WHAT IS EXPECTED ▸
Find "Output the text content of this document." in the records that follow; print that line and each subsequent line through the last one, verbatim and with nothing added.
======== GIVEN RECORDS ========
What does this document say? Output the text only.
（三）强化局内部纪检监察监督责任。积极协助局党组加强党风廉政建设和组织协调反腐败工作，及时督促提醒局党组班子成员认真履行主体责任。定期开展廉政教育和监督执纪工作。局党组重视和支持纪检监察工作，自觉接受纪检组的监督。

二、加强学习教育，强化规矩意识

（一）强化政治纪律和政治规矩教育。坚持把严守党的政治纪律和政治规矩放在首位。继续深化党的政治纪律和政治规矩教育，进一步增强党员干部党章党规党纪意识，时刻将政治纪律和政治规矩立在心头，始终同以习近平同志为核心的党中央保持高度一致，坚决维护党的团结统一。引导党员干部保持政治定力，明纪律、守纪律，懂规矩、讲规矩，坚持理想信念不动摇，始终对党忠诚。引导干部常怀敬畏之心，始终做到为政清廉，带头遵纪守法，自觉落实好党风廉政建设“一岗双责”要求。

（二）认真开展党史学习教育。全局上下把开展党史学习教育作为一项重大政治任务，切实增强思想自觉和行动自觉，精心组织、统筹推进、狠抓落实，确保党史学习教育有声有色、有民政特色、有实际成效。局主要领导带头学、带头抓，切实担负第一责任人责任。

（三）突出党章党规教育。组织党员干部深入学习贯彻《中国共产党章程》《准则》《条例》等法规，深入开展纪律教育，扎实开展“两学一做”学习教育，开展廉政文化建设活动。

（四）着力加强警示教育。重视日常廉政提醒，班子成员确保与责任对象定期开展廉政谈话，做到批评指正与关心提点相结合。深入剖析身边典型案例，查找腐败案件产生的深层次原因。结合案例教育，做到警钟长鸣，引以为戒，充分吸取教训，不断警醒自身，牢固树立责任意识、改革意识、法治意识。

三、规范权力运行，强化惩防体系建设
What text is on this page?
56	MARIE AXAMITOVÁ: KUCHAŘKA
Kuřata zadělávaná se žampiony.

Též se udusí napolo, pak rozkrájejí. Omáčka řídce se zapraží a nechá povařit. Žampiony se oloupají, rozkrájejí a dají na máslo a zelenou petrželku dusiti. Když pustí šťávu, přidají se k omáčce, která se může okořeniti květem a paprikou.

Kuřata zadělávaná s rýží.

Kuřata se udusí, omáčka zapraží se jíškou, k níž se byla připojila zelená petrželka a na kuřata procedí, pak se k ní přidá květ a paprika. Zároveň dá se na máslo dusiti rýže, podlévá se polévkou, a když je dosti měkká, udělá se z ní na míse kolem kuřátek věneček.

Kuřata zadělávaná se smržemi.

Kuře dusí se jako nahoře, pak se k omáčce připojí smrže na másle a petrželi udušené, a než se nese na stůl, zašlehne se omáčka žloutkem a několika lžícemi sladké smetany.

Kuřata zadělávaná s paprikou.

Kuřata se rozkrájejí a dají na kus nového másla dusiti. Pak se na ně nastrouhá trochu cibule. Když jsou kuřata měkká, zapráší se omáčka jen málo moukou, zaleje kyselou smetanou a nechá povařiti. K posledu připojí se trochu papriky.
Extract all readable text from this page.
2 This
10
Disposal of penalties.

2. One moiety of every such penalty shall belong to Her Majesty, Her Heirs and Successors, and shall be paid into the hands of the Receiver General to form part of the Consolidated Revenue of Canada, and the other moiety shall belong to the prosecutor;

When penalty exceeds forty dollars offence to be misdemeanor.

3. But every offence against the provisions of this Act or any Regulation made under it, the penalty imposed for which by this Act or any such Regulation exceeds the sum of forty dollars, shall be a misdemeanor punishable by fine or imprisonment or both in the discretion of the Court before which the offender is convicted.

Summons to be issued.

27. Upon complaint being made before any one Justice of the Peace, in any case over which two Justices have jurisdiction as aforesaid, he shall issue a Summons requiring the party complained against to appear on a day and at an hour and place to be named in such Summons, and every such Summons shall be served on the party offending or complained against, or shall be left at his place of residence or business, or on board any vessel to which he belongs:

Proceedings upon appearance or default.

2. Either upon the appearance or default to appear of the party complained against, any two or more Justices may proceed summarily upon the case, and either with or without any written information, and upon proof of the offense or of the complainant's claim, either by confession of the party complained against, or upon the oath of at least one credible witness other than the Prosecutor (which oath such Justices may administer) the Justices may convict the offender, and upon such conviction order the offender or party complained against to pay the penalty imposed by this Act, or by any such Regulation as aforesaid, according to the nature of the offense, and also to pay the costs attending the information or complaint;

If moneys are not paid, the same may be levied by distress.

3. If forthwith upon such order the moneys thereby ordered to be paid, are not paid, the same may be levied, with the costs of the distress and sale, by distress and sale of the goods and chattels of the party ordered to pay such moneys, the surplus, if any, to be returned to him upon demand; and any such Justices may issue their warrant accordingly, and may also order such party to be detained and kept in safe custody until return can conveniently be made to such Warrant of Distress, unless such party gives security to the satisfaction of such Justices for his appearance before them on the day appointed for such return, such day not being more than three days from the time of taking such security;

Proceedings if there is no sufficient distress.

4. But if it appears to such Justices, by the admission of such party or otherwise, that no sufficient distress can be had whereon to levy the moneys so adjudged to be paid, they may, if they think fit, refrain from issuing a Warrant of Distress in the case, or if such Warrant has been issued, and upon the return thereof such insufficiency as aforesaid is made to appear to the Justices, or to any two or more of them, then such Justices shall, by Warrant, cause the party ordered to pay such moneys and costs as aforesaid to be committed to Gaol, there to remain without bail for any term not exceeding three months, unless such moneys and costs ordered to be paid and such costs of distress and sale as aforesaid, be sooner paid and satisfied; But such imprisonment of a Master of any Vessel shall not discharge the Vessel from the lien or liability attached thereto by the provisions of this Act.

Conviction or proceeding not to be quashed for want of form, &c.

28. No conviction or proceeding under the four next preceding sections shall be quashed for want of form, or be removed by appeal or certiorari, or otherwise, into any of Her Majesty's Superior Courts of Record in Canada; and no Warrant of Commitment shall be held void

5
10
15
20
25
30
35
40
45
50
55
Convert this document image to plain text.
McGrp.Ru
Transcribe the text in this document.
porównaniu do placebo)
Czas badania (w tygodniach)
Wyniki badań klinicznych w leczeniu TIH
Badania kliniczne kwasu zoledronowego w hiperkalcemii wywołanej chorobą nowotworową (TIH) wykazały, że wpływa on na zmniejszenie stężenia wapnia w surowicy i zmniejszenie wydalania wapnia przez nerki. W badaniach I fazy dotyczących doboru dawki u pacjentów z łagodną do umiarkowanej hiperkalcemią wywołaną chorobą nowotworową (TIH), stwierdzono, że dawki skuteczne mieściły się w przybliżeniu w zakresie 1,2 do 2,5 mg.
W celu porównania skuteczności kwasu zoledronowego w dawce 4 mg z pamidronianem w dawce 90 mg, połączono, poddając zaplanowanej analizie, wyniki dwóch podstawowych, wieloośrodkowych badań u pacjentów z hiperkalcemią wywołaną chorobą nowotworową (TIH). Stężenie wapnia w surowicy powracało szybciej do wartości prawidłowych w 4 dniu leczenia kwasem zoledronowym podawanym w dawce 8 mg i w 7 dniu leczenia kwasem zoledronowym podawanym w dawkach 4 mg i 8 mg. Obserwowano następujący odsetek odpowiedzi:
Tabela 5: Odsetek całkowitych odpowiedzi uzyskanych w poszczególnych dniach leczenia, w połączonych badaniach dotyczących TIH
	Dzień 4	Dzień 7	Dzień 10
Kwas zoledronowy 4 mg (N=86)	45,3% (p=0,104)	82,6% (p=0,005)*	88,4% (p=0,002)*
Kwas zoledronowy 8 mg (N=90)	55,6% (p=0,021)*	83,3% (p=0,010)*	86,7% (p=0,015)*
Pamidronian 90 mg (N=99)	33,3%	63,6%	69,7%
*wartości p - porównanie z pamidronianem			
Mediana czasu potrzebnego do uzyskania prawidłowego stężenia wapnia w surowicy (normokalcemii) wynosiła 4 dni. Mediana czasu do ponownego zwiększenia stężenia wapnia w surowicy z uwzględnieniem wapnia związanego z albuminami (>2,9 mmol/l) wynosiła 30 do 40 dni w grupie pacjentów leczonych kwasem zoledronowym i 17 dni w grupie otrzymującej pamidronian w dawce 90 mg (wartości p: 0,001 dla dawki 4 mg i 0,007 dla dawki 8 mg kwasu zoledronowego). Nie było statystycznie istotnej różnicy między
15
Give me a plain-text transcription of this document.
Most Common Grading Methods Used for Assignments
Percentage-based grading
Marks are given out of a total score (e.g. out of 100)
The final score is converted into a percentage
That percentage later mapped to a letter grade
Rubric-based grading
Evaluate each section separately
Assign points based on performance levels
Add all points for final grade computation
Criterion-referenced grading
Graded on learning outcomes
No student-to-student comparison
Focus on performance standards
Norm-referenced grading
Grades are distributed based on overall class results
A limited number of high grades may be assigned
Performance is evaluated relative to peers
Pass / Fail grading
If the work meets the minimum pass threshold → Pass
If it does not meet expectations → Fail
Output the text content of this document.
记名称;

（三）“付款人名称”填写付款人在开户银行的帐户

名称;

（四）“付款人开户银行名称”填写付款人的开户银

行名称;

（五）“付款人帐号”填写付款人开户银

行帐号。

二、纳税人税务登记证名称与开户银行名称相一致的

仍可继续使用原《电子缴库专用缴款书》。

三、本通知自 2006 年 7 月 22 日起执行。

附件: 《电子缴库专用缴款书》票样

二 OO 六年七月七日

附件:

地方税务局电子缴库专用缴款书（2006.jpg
========
RESPONSE ▸
Output the text content of this document.
记名称;

（三）“付款人名称”填写付款人在开户银行的帐户

名称;

（四）“付款人开户银行名称”填写付款人的开户银

行名称;

（五）“付款人帐号”填写付款人开户银

行帐号。

二、纳税人税务登记证名称与开户银行名称相一致的

仍可继续使用原《电子缴库专用缴款书》。

三、本通知自 2006 年 7 月 22 日起执行。

附件: 《电子缴库专用缴款书》票样

二 OO 六年七月七日

附件:

地方税务局电子缴库专用缴款书（2006.jpg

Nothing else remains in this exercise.